**Your objective:**
Return a copy of each line that holds the string "Smart".

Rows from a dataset
------------
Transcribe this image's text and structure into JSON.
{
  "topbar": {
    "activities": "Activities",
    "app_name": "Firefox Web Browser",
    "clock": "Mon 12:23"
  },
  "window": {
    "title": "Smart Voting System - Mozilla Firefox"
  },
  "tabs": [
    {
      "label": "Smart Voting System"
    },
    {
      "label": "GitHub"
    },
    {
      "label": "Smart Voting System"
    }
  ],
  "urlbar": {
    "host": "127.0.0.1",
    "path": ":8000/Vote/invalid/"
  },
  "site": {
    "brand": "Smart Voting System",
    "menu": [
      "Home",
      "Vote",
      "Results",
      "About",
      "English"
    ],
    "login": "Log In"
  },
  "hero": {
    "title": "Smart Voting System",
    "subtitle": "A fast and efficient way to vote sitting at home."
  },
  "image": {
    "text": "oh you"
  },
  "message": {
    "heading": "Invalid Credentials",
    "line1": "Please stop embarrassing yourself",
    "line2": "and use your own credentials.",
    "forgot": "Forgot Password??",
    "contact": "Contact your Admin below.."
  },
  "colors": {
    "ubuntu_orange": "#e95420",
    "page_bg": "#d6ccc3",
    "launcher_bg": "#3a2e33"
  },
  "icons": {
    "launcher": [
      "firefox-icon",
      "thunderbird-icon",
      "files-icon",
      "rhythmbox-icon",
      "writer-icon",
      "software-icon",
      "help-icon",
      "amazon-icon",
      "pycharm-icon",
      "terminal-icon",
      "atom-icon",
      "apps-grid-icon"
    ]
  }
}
------------
**Result of this exercise:**
    "title": "Smart Voting System - Mozilla Firefox"
      "label": "Smart Voting System"
      "label": "Smart Voting System"
    "brand": "Smart Voting System",
    "title": "Smart Voting System",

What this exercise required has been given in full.